==== Given records
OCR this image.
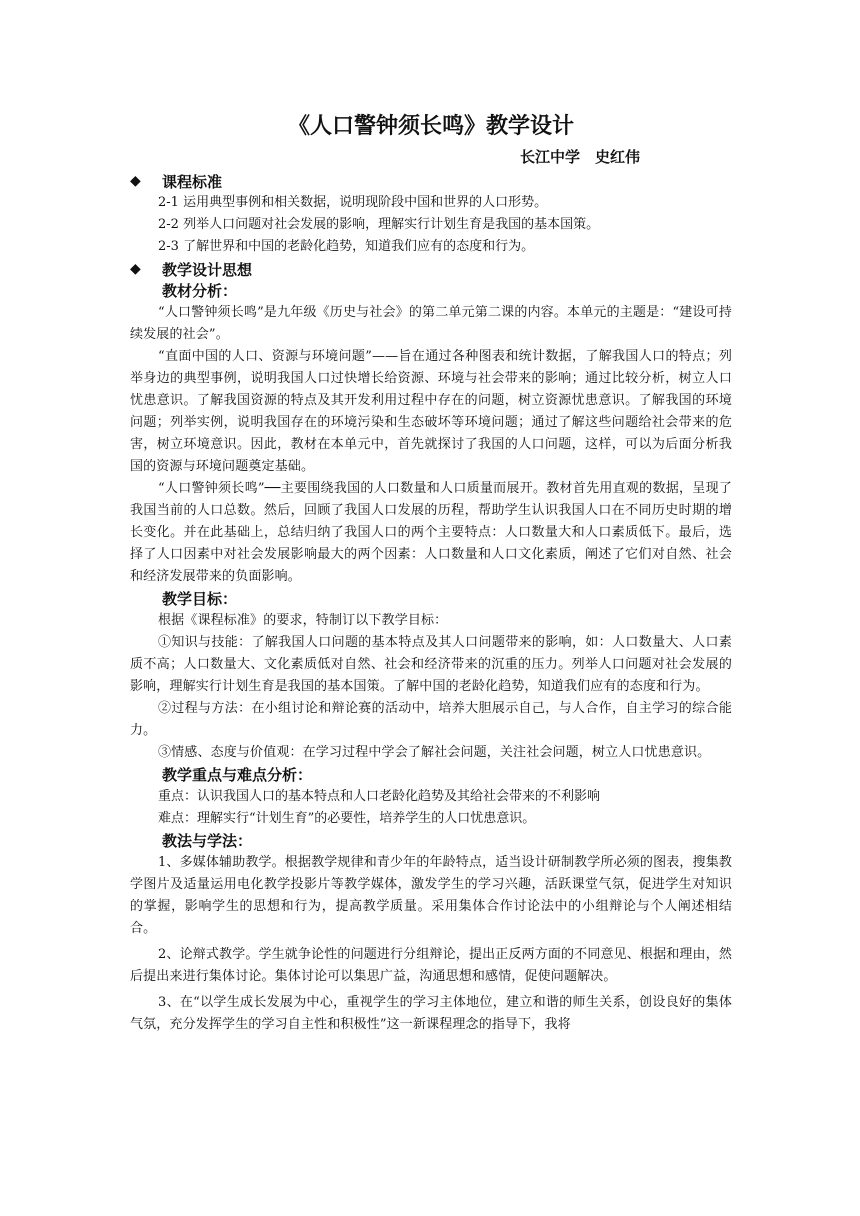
《人口警钟须长鸣》教学设计
长江中学　史红伟
◆	课程标准
2-1 运用典型事例和相关数据，说明现阶段中国和世界的人口形势。
2-2 列举人口问题对社会发展的影响，理解实行计划生育是我国的基本国策。
2-3 了解世界和中国的老龄化趋势，知道我们应有的态度和行为。
◆	教学设计思想
教材分析：

“人口警钟须长鸣”是九年级《历史与社会》的第二单元第二课的内容。本单元的主题是：“建设可持续发展的社会”。

“直面中国的人口、资源与环境问题”——旨在通过各种图表和统计数据，了解我国人口的特点；列举身边的典型事例，说明我国人口过快增长给资源、环境与社会带来的影响；通过比较分析，树立人口忧患意识。了解我国资源的特点及其开发利用过程中存在的问题，树立资源忧患意识。了解我国的环境问题；列举实例，说明我国存在的环境污染和生态破坏等环境问题；通过了解这些问题给社会带来的危害，树立环境意识。因此，教材在本单元中，首先就探讨了我国的人口问题，这样，可以为后面分析我国的资源与环境问题奠定基础。

“人口警钟须长鸣”──主要围绕我国的人口数量和人口质量而展开。教材首先用直观的数据，呈现了我国当前的人口总数。然后，回顾了我国人口发展的历程，帮助学生认识我国人口在不同历史时期的增长变化。并在此基础上，总结归纳了我国人口的两个主要特点：人口数量大和人口素质低下。最后，选择了人口因素中对社会发展影响最大的两个因素：人口数量和人口文化素质，阐述了它们对自然、社会和经济发展带来的负面影响。

教学目标：

根据《课程标准》的要求，特制订以下教学目标：

①知识与技能：了解我国人口问题的基本特点及其人口问题带来的影响，如：人口数量大、人口素质不高；人口数量大、文化素质低对自然、社会和经济带来的沉重的压力。列举人口问题对社会发展的影响，理解实行计划生育是我国的基本国策。了解中国的老龄化趋势，知道我们应有的态度和行为。

②过程与方法：在小组讨论和辩论赛的活动中，培养大胆展示自己，与人合作，自主学习的综合能力。

③情感、态度与价值观：在学习过程中学会了解社会问题，关注社会问题，树立人口忧患意识。

教学重点与难点分析：
重点：认识我国人口的基本特点和人口老龄化趋势及其给社会带来的不利影响
难点：理解实行“计划生育”的必要性，培养学生的人口忧患意识。
教法与学法：

1、多媒体辅助教学。根据教学规律和青少年的年龄特点，适当设计研制教学所必须的图表，搜集教学图片及适量运用电化教学投影片等教学媒体，激发学生的学习兴趣，活跃课堂气氛，促进学生对知识的掌握，影响学生的思想和行为，提高教学质量。采用集体合作讨论法中的小组辩论与个人阐述相结合。

2、论辩式教学。学生就争论性的问题进行分组辩论，提出正反两方面的不同意见、根据和理由，然后提出来进行集体讨论。集体讨论可以集思广益，沟通思想和感情，促使问题解决。

3、在“以学生成长发展为中心，重视学生的学习主体地位，建立和谐的师生关系，创设良好的集体气氛，充分发挥学生的学习自主性和积极性”这一新课程理念的指导下，我将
========
Copy out every line holding the string "列举人口问题对社会发展的影响".

§ **Finished answer**:
2-2 列举人口问题对社会发展的影响，理解实行计划生育是我国的基本国策。
①知识与技能：了解我国人口问题的基本特点及其人口问题带来的影响，如：人口数量大、人口素质不高；人口数量大、文化素质低对自然、社会和经济带来的沉重的压力。列举人口问题对社会发展的影响，理解实行计划生育是我国的基本国策。了解中国的老龄化趋势，知道我们应有的态度和行为。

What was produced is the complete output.